> Information shown

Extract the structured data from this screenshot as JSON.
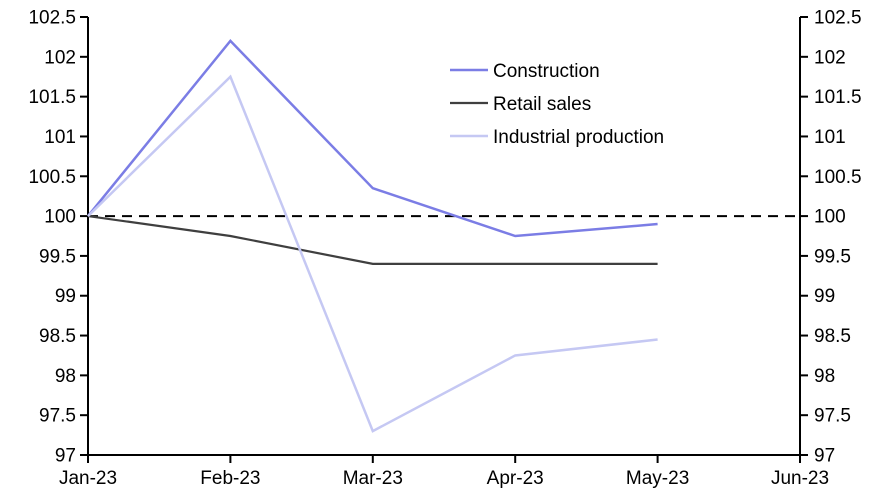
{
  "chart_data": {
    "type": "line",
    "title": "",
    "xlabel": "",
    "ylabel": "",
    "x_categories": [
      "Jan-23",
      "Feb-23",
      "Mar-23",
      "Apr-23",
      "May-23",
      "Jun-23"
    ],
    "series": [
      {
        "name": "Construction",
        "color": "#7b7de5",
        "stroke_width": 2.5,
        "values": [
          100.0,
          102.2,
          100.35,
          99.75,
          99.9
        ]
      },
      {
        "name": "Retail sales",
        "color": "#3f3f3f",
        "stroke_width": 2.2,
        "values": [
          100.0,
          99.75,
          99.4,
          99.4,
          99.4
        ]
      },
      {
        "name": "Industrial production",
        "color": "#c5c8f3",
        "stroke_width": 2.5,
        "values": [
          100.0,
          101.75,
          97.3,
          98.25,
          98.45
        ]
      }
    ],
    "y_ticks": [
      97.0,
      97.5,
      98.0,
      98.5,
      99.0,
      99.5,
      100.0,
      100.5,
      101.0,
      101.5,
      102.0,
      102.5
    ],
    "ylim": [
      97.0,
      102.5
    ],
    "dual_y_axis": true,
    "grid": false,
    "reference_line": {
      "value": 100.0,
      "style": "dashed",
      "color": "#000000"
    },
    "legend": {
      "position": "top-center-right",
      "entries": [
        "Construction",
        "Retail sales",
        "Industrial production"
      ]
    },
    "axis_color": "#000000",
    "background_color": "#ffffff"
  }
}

> Aim of the task
Quote in full the listing given above; the images are to be left out.

> Result below
Extract the structured data from this screenshot as JSON.
{
  "chart_data": {
    "type": "line",
    "title": "",
    "xlabel": "",
    "ylabel": "",
    "x_categories": [
      "Jan-23",
      "Feb-23",
      "Mar-23",
      "Apr-23",
      "May-23",
      "Jun-23"
    ],
    "series": [
      {
        "name": "Construction",
        "color": "#7b7de5",
        "stroke_width": 2.5,
        "values": [
          100.0,
          102.2,
          100.35,
          99.75,
          99.9
        ]
      },
      {
        "name": "Retail sales",
        "color": "#3f3f3f",
        "stroke_width": 2.2,
        "values": [
          100.0,
          99.75,
          99.4,
          99.4,
          99.4
        ]
      },
      {
        "name": "Industrial production",
        "color": "#c5c8f3",
        "stroke_width": 2.5,
        "values": [
          100.0,
          101.75,
          97.3,
          98.25,
          98.45
        ]
      }
    ],
    "y_ticks": [
      97.0,
      97.5,
      98.0,
      98.5,
      99.0,
      99.5,
      100.0,
      100.5,
      101.0,
      101.5,
      102.0,
      102.5
    ],
    "ylim": [
      97.0,
      102.5
    ],
    "dual_y_axis": true,
    "grid": false,
    "reference_line": {
      "value": 100.0,
      "style": "dashed",
      "color": "#000000"
    },
    "legend": {
      "position": "top-center-right",
      "entries": [
        "Construction",
        "Retail sales",
        "Industrial production"
      ]
    },
    "axis_color": "#000000",
    "background_color": "#ffffff"
  }
}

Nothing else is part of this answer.